» What is expected:
Copy each line of the entries that contains the word "FFFFFF".

-- Input rows start --

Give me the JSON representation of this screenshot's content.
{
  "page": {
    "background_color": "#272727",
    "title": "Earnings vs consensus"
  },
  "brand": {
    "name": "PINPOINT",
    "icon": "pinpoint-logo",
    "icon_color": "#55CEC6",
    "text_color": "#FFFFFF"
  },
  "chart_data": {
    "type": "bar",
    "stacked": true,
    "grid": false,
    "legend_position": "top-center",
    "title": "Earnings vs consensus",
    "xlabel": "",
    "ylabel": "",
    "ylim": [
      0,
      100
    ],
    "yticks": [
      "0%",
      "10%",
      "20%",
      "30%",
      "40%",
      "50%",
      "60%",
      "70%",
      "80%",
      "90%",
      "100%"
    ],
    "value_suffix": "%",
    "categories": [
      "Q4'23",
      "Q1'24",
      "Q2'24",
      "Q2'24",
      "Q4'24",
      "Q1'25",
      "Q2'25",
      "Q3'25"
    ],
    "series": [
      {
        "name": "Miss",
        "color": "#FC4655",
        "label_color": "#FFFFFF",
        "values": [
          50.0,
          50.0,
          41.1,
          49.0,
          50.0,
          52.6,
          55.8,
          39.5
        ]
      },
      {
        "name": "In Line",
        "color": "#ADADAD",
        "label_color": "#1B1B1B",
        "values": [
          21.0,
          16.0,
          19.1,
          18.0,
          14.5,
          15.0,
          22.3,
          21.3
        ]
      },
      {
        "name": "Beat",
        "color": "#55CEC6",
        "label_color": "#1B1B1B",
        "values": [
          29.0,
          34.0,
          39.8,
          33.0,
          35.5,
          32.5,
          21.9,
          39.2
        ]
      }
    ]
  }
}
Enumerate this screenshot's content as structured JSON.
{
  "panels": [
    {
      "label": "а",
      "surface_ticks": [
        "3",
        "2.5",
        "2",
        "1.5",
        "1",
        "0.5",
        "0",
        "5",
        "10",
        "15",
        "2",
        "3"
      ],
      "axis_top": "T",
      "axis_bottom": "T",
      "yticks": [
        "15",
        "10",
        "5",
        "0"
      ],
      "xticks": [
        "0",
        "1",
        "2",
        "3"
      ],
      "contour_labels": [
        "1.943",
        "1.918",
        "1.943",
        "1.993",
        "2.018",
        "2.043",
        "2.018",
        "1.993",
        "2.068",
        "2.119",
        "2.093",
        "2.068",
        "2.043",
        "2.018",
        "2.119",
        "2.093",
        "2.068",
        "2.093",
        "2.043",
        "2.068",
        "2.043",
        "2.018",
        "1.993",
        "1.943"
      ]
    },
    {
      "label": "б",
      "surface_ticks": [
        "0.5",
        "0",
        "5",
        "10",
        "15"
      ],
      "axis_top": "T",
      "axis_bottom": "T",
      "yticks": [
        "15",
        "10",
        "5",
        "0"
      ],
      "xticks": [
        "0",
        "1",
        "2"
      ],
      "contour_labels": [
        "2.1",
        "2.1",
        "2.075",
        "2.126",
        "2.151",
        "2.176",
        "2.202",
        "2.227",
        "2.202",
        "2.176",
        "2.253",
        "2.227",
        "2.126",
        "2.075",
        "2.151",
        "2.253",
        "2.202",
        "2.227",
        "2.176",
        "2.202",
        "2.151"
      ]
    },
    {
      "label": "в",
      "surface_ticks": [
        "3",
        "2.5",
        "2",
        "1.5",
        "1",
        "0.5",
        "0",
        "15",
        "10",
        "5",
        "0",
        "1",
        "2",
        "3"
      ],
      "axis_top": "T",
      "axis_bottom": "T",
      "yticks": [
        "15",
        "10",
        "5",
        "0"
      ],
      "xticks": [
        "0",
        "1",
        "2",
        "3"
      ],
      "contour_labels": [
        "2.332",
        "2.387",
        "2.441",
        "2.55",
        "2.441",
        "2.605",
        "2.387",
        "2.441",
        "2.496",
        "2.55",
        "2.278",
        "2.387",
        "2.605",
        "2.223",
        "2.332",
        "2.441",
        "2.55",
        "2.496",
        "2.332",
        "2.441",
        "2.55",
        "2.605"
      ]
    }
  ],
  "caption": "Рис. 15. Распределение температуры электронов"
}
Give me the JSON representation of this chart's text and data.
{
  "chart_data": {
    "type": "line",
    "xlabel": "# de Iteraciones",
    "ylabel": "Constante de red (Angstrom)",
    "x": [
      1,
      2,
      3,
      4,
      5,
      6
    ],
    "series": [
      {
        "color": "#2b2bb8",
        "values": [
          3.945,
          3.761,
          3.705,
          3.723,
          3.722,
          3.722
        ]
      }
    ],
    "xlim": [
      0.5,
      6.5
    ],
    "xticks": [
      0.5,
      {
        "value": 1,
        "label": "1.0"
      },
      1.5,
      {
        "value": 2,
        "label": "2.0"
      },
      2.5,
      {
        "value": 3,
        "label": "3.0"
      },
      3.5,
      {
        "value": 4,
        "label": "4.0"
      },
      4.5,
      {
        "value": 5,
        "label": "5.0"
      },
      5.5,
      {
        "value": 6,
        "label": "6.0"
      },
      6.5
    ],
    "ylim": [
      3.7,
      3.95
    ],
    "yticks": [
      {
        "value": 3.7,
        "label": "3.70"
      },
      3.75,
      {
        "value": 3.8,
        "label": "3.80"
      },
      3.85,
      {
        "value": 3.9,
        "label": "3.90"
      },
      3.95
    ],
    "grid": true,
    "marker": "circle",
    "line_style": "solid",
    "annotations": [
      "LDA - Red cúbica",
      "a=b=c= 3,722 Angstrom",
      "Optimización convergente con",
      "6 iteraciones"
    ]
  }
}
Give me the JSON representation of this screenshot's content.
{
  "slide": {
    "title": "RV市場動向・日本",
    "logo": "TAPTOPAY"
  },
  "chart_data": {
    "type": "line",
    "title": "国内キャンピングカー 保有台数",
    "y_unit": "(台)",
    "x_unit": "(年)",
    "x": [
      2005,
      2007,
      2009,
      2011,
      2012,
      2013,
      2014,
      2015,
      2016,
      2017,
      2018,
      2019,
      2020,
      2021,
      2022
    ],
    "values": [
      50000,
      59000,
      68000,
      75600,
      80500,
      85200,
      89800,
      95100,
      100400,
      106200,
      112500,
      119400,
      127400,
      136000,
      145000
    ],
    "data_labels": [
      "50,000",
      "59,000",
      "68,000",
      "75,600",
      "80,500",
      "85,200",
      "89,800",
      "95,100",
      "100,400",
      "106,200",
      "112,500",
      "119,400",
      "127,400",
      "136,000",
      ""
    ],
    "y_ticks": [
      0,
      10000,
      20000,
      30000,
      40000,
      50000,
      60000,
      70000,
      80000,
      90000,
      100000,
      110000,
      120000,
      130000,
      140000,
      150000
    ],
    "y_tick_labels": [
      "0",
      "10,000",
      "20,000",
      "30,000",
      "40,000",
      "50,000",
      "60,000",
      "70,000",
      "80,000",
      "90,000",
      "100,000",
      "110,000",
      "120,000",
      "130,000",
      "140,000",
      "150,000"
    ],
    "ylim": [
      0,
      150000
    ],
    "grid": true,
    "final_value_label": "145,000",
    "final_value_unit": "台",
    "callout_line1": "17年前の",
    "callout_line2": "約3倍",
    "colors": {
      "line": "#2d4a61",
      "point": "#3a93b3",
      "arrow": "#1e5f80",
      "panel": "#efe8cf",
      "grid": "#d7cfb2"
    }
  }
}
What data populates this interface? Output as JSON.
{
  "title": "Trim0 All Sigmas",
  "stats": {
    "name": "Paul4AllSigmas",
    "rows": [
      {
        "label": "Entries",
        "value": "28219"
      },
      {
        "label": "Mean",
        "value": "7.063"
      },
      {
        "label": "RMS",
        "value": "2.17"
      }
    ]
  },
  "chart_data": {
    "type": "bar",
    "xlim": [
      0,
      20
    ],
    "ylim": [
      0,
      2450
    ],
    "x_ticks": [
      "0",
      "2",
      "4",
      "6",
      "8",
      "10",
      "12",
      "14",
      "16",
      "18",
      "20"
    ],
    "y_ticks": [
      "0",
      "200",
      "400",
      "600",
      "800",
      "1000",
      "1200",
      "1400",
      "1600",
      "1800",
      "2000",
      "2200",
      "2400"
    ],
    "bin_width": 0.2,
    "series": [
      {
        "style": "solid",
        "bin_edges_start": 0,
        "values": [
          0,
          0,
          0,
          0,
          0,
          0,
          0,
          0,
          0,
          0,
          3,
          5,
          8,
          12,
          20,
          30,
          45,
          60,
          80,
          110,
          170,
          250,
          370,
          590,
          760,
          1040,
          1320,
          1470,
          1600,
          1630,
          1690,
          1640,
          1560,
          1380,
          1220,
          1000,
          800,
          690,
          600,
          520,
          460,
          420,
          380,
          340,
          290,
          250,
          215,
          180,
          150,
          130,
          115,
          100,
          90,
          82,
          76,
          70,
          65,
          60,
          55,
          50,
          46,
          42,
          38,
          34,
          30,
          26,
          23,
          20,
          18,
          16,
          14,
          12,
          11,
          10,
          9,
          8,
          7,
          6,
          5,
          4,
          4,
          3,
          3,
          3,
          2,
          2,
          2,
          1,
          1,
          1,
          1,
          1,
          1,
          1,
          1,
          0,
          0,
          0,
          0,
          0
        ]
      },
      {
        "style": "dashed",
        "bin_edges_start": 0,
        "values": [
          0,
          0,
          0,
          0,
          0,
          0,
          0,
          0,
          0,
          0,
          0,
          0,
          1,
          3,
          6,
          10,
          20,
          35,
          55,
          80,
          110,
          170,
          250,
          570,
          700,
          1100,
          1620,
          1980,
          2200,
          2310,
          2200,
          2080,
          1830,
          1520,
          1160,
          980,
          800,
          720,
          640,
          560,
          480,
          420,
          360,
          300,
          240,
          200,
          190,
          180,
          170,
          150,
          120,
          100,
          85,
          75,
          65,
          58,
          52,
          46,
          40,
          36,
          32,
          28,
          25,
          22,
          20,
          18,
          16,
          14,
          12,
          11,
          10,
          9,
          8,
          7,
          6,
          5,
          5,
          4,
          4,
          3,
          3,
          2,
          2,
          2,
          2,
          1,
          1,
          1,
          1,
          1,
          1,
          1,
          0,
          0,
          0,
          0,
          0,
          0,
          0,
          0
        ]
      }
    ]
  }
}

-- Input rows end --

» Task solution:
    "text_color": "#FFFFFF"
        "label_color": "#FFFFFF",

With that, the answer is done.